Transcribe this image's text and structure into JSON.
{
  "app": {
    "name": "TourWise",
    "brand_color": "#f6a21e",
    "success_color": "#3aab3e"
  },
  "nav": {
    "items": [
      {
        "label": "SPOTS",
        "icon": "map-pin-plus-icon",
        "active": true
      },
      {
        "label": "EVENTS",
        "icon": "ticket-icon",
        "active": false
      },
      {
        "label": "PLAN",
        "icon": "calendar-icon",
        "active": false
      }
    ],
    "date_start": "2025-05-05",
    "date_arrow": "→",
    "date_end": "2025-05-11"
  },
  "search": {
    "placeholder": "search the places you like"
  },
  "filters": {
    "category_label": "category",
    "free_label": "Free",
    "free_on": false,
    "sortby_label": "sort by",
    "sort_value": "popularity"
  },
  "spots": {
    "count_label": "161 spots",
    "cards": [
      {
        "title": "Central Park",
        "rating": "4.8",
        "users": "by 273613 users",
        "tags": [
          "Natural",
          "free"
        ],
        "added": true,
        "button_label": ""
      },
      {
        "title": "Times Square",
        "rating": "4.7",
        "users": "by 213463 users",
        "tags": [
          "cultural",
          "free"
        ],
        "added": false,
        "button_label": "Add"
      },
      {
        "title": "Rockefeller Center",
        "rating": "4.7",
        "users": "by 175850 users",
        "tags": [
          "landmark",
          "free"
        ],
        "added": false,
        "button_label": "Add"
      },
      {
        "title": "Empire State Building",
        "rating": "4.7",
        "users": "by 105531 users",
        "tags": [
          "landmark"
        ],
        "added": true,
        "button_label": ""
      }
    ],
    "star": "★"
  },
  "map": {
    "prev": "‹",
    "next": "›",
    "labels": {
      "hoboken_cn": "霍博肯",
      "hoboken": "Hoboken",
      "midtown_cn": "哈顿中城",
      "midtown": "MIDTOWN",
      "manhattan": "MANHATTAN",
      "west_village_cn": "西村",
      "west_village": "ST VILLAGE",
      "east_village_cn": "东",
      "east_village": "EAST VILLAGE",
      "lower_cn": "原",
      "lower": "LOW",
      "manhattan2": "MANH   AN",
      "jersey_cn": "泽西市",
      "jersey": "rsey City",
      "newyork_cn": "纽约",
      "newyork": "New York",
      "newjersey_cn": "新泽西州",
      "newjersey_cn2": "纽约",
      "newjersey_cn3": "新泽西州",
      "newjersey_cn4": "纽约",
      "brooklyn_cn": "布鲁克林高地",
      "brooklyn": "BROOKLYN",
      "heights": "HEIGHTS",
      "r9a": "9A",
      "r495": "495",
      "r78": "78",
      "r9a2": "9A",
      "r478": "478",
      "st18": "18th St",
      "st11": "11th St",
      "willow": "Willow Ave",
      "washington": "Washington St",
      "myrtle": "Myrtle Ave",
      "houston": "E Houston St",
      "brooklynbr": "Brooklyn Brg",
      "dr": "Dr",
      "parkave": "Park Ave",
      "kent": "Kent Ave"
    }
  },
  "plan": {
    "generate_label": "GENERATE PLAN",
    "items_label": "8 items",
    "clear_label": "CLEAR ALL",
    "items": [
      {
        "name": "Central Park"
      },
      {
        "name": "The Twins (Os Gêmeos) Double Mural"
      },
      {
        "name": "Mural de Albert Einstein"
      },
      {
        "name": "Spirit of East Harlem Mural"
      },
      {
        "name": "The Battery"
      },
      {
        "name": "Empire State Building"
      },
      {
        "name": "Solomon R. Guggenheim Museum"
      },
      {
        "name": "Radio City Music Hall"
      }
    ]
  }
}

-*-

§ **Short exercise**
Print the listing above in its entirety, with every line exact.

§ **Result of this task**
Transcribe this image's text and structure into JSON.
{
  "app": {
    "name": "TourWise",
    "brand_color": "#f6a21e",
    "success_color": "#3aab3e"
  },
  "nav": {
    "items": [
      {
        "label": "SPOTS",
        "icon": "map-pin-plus-icon",
        "active": true
      },
      {
        "label": "EVENTS",
        "icon": "ticket-icon",
        "active": false
      },
      {
        "label": "PLAN",
        "icon": "calendar-icon",
        "active": false
      }
    ],
    "date_start": "2025-05-05",
    "date_arrow": "→",
    "date_end": "2025-05-11"
  },
  "search": {
    "placeholder": "search the places you like"
  },
  "filters": {
    "category_label": "category",
    "free_label": "Free",
    "free_on": false,
    "sortby_label": "sort by",
    "sort_value": "popularity"
  },
  "spots": {
    "count_label": "161 spots",
    "cards": [
      {
        "title": "Central Park",
        "rating": "4.8",
        "users": "by 273613 users",
        "tags": [
          "Natural",
          "free"
        ],
        "added": true,
        "button_label": ""
      },
      {
        "title": "Times Square",
        "rating": "4.7",
        "users": "by 213463 users",
        "tags": [
          "cultural",
          "free"
        ],
        "added": false,
        "button_label": "Add"
      },
      {
        "title": "Rockefeller Center",
        "rating": "4.7",
        "users": "by 175850 users",
        "tags": [
          "landmark",
          "free"
        ],
        "added": false,
        "button_label": "Add"
      },
      {
        "title": "Empire State Building",
        "rating": "4.7",
        "users": "by 105531 users",
        "tags": [
          "landmark"
        ],
        "added": true,
        "button_label": ""
      }
    ],
    "star": "★"
  },
  "map": {
    "prev": "‹",
    "next": "›",
    "labels": {
      "hoboken_cn": "霍博肯",
      "hoboken": "Hoboken",
      "midtown_cn": "哈顿中城",
      "midtown": "MIDTOWN",
      "manhattan": "MANHATTAN",
      "west_village_cn": "西村",
      "west_village": "ST VILLAGE",
      "east_village_cn": "东",
      "east_village": "EAST VILLAGE",
      "lower_cn": "原",
      "lower": "LOW",
      "manhattan2": "MANH   AN",
      "jersey_cn": "泽西市",
      "jersey": "rsey City",
      "newyork_cn": "纽约",
      "newyork": "New York",
      "newjersey_cn": "新泽西州",
      "newjersey_cn2": "纽约",
      "newjersey_cn3": "新泽西州",
      "newjersey_cn4": "纽约",
      "brooklyn_cn": "布鲁克林高地",
      "brooklyn": "BROOKLYN",
      "heights": "HEIGHTS",
      "r9a": "9A",
      "r495": "495",
      "r78": "78",
      "r9a2": "9A",
      "r478": "478",
      "st18": "18th St",
      "st11": "11th St",
      "willow": "Willow Ave",
      "washington": "Washington St",
      "myrtle": "Myrtle Ave",
      "houston": "E Houston St",
      "brooklynbr": "Brooklyn Brg",
      "dr": "Dr",
      "parkave": "Park Ave",
      "kent": "Kent Ave"
    }
  },
  "plan": {
    "generate_label": "GENERATE PLAN",
    "items_label": "8 items",
    "clear_label": "CLEAR ALL",
    "items": [
      {
        "name": "Central Park"
      },
      {
        "name": "The Twins (Os Gêmeos) Double Mural"
      },
      {
        "name": "Mural de Albert Einstein"
      },
      {
        "name": "Spirit of East Harlem Mural"
      },
      {
        "name": "The Battery"
      },
      {
        "name": "Empire State Building"
      },
      {
        "name": "Solomon R. Guggenheim Museum"
      },
      {
        "name": "Radio City Music Hall"
      }
    ]
  }
}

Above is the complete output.